• [Prompt]
Exactly reproduce the entries, dropping any pictures from your copy.

• [Task material]
•••••
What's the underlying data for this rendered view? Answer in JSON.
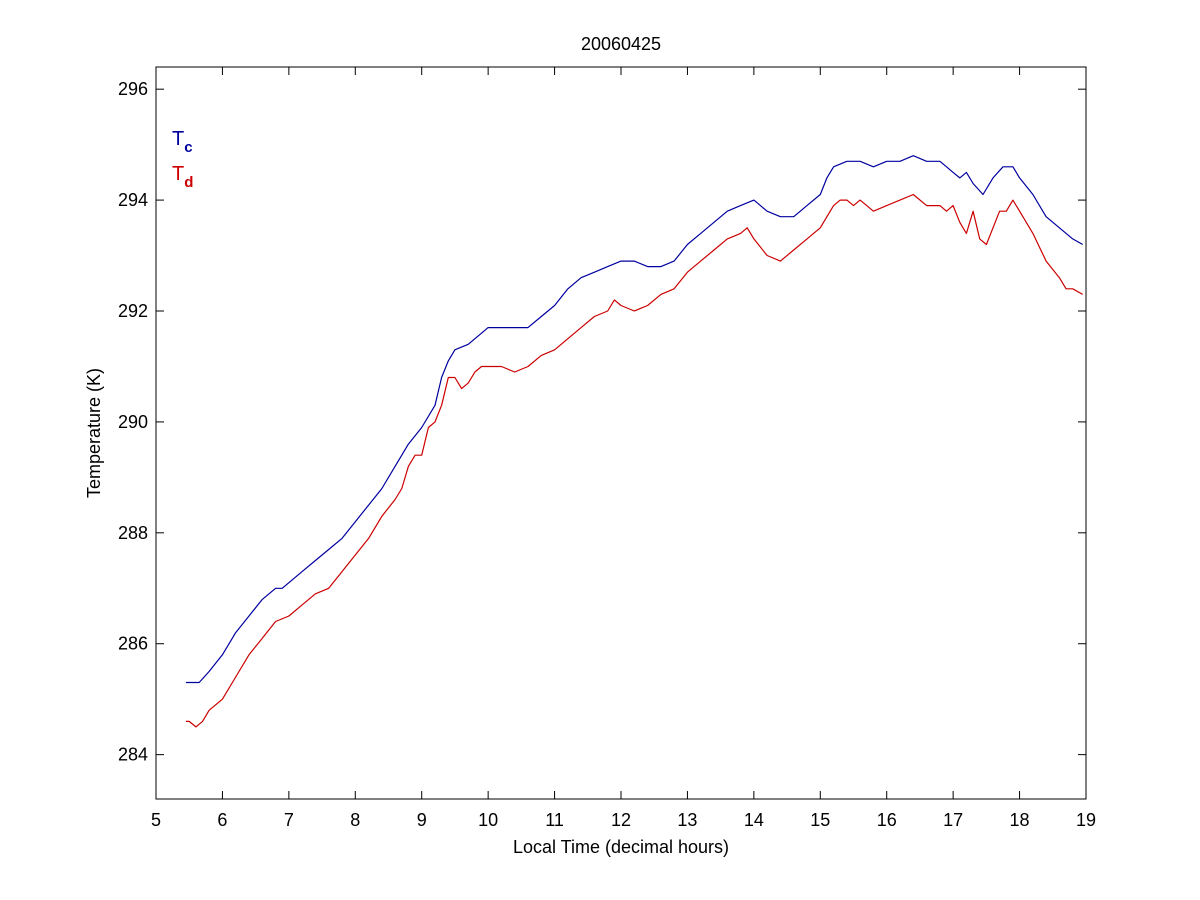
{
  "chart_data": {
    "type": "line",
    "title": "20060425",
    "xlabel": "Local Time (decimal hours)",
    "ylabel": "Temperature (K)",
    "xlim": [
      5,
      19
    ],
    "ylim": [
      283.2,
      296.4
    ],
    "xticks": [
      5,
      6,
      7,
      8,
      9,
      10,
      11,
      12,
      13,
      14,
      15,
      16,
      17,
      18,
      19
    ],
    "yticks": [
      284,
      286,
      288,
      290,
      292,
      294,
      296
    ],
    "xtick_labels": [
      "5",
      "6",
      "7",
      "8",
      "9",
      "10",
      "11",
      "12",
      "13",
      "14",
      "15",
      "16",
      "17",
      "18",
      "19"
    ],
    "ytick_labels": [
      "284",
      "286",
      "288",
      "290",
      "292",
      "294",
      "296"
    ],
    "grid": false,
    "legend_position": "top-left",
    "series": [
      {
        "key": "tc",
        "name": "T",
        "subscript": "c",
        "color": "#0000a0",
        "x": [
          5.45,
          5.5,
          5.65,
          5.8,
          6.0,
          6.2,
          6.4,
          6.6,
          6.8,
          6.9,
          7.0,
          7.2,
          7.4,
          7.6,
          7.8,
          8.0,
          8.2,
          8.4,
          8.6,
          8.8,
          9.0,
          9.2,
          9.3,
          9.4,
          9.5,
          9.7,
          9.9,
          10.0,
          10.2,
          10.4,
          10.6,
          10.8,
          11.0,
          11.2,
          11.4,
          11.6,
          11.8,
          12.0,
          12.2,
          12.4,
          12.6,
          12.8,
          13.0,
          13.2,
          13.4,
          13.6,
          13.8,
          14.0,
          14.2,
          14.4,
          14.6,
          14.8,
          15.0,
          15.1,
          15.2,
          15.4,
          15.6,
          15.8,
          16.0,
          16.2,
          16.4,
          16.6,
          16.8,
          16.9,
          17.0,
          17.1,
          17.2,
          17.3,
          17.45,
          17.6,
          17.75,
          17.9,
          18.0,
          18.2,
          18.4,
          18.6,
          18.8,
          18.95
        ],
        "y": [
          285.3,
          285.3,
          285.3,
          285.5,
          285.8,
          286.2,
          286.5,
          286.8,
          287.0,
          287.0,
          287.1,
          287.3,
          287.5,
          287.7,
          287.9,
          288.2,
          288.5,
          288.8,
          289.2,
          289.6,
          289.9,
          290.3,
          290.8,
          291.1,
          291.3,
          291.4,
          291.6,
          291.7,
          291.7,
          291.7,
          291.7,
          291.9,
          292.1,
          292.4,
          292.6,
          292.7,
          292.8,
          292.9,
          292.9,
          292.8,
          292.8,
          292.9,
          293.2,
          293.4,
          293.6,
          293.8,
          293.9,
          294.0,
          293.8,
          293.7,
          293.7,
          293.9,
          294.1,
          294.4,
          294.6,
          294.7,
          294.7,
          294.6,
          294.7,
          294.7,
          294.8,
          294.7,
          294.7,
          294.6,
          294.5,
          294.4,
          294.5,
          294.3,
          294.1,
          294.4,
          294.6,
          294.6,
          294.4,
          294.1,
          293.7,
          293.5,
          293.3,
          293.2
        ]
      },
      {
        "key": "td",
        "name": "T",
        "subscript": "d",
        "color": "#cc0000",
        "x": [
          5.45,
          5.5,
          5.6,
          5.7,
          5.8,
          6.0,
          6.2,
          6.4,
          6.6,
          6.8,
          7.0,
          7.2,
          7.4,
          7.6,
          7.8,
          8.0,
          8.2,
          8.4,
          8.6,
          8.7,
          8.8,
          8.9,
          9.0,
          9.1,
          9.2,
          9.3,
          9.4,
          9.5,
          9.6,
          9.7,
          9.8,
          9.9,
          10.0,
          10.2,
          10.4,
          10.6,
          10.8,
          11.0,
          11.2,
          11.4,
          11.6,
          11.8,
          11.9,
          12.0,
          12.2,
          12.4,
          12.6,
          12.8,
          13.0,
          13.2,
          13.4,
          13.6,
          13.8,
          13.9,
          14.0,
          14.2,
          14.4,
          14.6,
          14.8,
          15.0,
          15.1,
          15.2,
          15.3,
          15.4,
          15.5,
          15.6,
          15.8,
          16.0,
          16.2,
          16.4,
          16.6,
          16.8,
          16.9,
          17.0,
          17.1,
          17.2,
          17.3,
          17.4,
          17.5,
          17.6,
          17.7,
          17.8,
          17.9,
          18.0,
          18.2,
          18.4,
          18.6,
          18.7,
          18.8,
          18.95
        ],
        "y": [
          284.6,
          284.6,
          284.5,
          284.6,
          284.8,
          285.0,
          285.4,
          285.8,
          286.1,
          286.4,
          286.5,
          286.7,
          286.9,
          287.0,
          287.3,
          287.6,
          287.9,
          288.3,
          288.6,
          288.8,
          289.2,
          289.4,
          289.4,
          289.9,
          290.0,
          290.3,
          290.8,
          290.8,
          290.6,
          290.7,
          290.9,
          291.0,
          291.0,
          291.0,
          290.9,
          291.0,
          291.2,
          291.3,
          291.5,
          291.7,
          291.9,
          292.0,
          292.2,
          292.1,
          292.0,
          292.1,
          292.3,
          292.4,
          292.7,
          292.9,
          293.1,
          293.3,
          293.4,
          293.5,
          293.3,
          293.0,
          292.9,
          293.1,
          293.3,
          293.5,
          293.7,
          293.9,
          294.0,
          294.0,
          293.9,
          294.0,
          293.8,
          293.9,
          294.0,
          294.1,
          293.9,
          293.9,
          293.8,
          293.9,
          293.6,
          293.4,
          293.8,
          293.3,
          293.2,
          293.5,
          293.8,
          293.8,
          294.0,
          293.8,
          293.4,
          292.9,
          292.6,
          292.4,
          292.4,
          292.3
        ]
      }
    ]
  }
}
•••••
• [Result of this exercise]
What's the underlying data for this rendered view? Answer in JSON.
{
  "chart_data": {
    "type": "line",
    "title": "20060425",
    "xlabel": "Local Time (decimal hours)",
    "ylabel": "Temperature (K)",
    "xlim": [
      5,
      19
    ],
    "ylim": [
      283.2,
      296.4
    ],
    "xticks": [
      5,
      6,
      7,
      8,
      9,
      10,
      11,
      12,
      13,
      14,
      15,
      16,
      17,
      18,
      19
    ],
    "yticks": [
      284,
      286,
      288,
      290,
      292,
      294,
      296
    ],
    "xtick_labels": [
      "5",
      "6",
      "7",
      "8",
      "9",
      "10",
      "11",
      "12",
      "13",
      "14",
      "15",
      "16",
      "17",
      "18",
      "19"
    ],
    "ytick_labels": [
      "284",
      "286",
      "288",
      "290",
      "292",
      "294",
      "296"
    ],
    "grid": false,
    "legend_position": "top-left",
    "series": [
      {
        "key": "tc",
        "name": "T",
        "subscript": "c",
        "color": "#0000a0",
        "x": [
          5.45,
          5.5,
          5.65,
          5.8,
          6.0,
          6.2,
          6.4,
          6.6,
          6.8,
          6.9,
          7.0,
          7.2,
          7.4,
          7.6,
          7.8,
          8.0,
          8.2,
          8.4,
          8.6,
          8.8,
          9.0,
          9.2,
          9.3,
          9.4,
          9.5,
          9.7,
          9.9,
          10.0,
          10.2,
          10.4,
          10.6,
          10.8,
          11.0,
          11.2,
          11.4,
          11.6,
          11.8,
          12.0,
          12.2,
          12.4,
          12.6,
          12.8,
          13.0,
          13.2,
          13.4,
          13.6,
          13.8,
          14.0,
          14.2,
          14.4,
          14.6,
          14.8,
          15.0,
          15.1,
          15.2,
          15.4,
          15.6,
          15.8,
          16.0,
          16.2,
          16.4,
          16.6,
          16.8,
          16.9,
          17.0,
          17.1,
          17.2,
          17.3,
          17.45,
          17.6,
          17.75,
          17.9,
          18.0,
          18.2,
          18.4,
          18.6,
          18.8,
          18.95
        ],
        "y": [
          285.3,
          285.3,
          285.3,
          285.5,
          285.8,
          286.2,
          286.5,
          286.8,
          287.0,
          287.0,
          287.1,
          287.3,
          287.5,
          287.7,
          287.9,
          288.2,
          288.5,
          288.8,
          289.2,
          289.6,
          289.9,
          290.3,
          290.8,
          291.1,
          291.3,
          291.4,
          291.6,
          291.7,
          291.7,
          291.7,
          291.7,
          291.9,
          292.1,
          292.4,
          292.6,
          292.7,
          292.8,
          292.9,
          292.9,
          292.8,
          292.8,
          292.9,
          293.2,
          293.4,
          293.6,
          293.8,
          293.9,
          294.0,
          293.8,
          293.7,
          293.7,
          293.9,
          294.1,
          294.4,
          294.6,
          294.7,
          294.7,
          294.6,
          294.7,
          294.7,
          294.8,
          294.7,
          294.7,
          294.6,
          294.5,
          294.4,
          294.5,
          294.3,
          294.1,
          294.4,
          294.6,
          294.6,
          294.4,
          294.1,
          293.7,
          293.5,
          293.3,
          293.2
        ]
      },
      {
        "key": "td",
        "name": "T",
        "subscript": "d",
        "color": "#cc0000",
        "x": [
          5.45,
          5.5,
          5.6,
          5.7,
          5.8,
          6.0,
          6.2,
          6.4,
          6.6,
          6.8,
          7.0,
          7.2,
          7.4,
          7.6,
          7.8,
          8.0,
          8.2,
          8.4,
          8.6,
          8.7,
          8.8,
          8.9,
          9.0,
          9.1,
          9.2,
          9.3,
          9.4,
          9.5,
          9.6,
          9.7,
          9.8,
          9.9,
          10.0,
          10.2,
          10.4,
          10.6,
          10.8,
          11.0,
          11.2,
          11.4,
          11.6,
          11.8,
          11.9,
          12.0,
          12.2,
          12.4,
          12.6,
          12.8,
          13.0,
          13.2,
          13.4,
          13.6,
          13.8,
          13.9,
          14.0,
          14.2,
          14.4,
          14.6,
          14.8,
          15.0,
          15.1,
          15.2,
          15.3,
          15.4,
          15.5,
          15.6,
          15.8,
          16.0,
          16.2,
          16.4,
          16.6,
          16.8,
          16.9,
          17.0,
          17.1,
          17.2,
          17.3,
          17.4,
          17.5,
          17.6,
          17.7,
          17.8,
          17.9,
          18.0,
          18.2,
          18.4,
          18.6,
          18.7,
          18.8,
          18.95
        ],
        "y": [
          284.6,
          284.6,
          284.5,
          284.6,
          284.8,
          285.0,
          285.4,
          285.8,
          286.1,
          286.4,
          286.5,
          286.7,
          286.9,
          287.0,
          287.3,
          287.6,
          287.9,
          288.3,
          288.6,
          288.8,
          289.2,
          289.4,
          289.4,
          289.9,
          290.0,
          290.3,
          290.8,
          290.8,
          290.6,
          290.7,
          290.9,
          291.0,
          291.0,
          291.0,
          290.9,
          291.0,
          291.2,
          291.3,
          291.5,
          291.7,
          291.9,
          292.0,
          292.2,
          292.1,
          292.0,
          292.1,
          292.3,
          292.4,
          292.7,
          292.9,
          293.1,
          293.3,
          293.4,
          293.5,
          293.3,
          293.0,
          292.9,
          293.1,
          293.3,
          293.5,
          293.7,
          293.9,
          294.0,
          294.0,
          293.9,
          294.0,
          293.8,
          293.9,
          294.0,
          294.1,
          293.9,
          293.9,
          293.8,
          293.9,
          293.6,
          293.4,
          293.8,
          293.3,
          293.2,
          293.5,
          293.8,
          293.8,
          294.0,
          293.8,
          293.4,
          292.9,
          292.6,
          292.4,
          292.4,
          292.3
        ]
      }
    ]
  }
}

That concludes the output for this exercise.